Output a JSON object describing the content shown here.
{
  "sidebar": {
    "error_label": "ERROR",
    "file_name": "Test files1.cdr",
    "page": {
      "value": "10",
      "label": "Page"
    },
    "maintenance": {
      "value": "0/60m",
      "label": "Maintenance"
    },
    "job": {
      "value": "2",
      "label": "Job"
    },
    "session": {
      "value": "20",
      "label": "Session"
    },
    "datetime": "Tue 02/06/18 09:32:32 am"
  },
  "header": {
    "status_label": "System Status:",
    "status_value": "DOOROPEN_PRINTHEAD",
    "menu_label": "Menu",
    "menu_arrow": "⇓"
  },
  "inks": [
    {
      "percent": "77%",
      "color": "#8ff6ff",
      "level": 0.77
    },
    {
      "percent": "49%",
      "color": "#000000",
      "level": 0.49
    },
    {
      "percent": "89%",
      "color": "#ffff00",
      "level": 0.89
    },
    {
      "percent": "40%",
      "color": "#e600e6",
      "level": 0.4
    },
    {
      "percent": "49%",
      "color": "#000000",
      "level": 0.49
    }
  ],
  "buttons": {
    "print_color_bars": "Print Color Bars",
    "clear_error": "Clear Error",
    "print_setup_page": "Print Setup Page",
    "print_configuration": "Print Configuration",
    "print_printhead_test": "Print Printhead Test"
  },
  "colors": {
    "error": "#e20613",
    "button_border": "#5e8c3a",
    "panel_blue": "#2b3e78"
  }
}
☆ ☆ ☆ ☆ ☆ ☆ ☆
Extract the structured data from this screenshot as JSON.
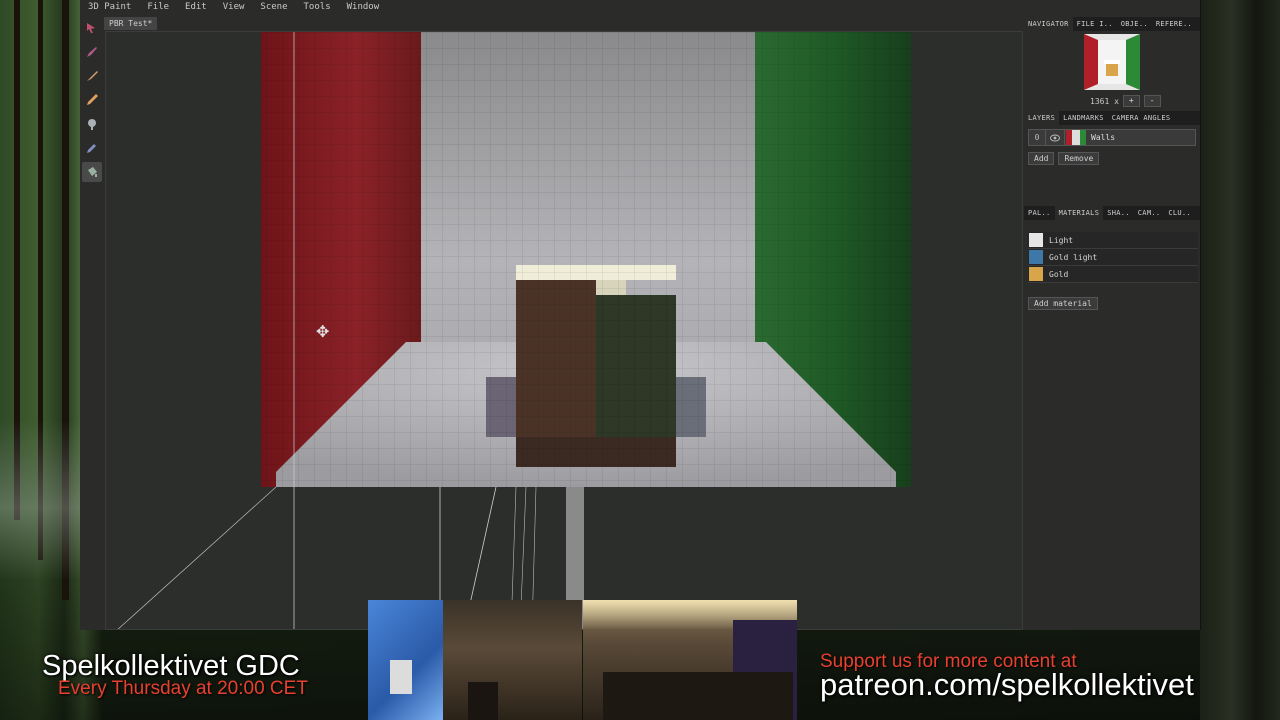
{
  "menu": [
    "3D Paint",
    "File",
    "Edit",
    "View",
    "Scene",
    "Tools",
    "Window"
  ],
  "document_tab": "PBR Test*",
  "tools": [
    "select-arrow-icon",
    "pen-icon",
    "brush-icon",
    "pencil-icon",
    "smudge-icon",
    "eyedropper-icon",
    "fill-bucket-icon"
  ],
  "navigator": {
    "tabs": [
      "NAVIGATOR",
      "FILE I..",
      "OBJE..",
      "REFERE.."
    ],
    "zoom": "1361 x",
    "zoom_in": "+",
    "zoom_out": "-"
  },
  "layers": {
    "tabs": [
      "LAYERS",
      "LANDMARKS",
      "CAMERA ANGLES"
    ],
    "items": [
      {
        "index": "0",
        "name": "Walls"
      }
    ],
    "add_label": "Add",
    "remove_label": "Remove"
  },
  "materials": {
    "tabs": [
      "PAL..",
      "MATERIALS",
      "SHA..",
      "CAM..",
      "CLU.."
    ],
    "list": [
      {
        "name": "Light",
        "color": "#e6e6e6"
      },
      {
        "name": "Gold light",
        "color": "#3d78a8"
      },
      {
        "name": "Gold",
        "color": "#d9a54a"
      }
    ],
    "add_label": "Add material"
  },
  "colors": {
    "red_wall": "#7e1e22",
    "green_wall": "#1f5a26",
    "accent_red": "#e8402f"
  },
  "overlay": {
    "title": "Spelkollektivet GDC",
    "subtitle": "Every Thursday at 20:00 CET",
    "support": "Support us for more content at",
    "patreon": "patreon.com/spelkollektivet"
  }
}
☆ ☆ ☆ ☆ ☆ ☆ ☆
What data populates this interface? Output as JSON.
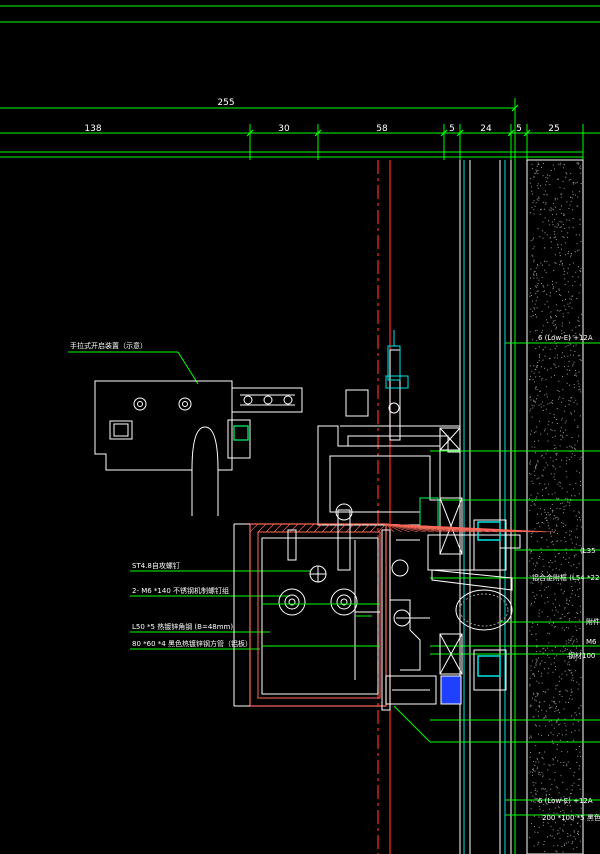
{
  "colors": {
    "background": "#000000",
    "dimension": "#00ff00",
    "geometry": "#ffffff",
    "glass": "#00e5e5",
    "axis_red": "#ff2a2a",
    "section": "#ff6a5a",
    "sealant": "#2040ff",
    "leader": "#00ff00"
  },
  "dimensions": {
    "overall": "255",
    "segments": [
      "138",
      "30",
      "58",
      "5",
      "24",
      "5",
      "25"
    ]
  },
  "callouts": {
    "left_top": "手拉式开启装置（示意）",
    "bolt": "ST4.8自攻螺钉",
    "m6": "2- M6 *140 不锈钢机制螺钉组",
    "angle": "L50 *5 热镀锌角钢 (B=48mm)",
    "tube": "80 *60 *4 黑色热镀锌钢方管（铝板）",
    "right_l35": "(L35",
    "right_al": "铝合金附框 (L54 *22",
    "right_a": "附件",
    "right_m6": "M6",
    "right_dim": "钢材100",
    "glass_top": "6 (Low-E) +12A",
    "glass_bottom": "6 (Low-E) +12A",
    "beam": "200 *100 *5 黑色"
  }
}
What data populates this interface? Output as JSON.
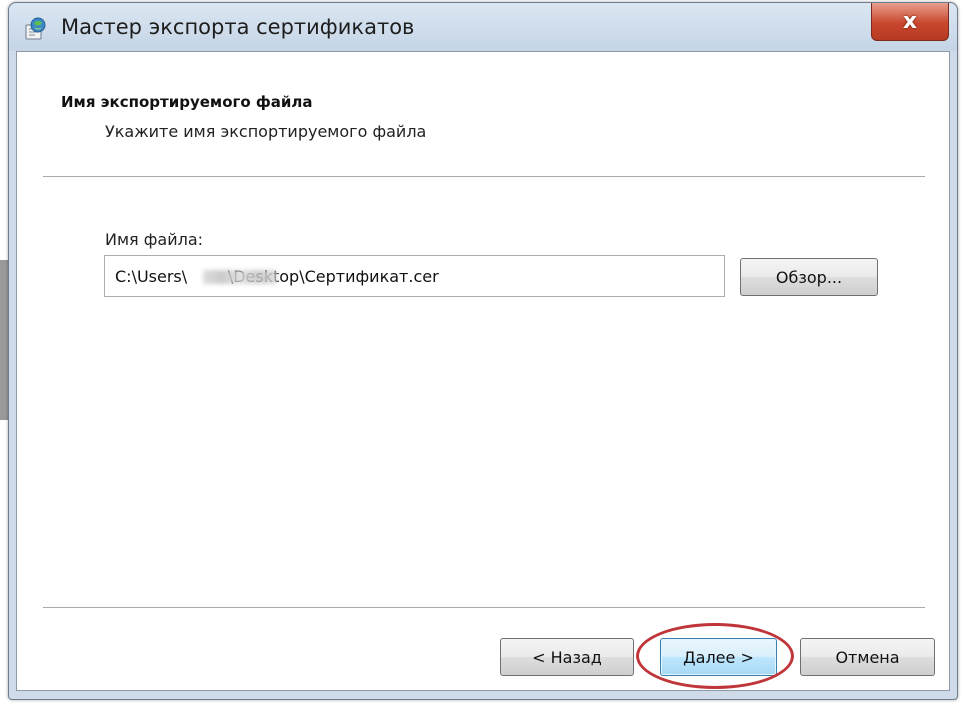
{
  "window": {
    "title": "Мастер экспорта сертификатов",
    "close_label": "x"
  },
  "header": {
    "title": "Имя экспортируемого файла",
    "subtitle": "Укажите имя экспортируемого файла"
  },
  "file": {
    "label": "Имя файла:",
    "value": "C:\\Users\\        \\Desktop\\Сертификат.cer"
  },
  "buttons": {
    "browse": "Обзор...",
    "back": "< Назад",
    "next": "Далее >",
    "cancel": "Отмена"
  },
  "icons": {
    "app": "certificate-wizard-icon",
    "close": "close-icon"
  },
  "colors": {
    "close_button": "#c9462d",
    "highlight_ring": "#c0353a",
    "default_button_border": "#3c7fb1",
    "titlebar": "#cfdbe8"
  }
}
☆ ☆ ☆ ☆ ☆ ☆ ☆
Task to complete → Say how many lines of the material contain the word "content", with no other text.

Solution below → 2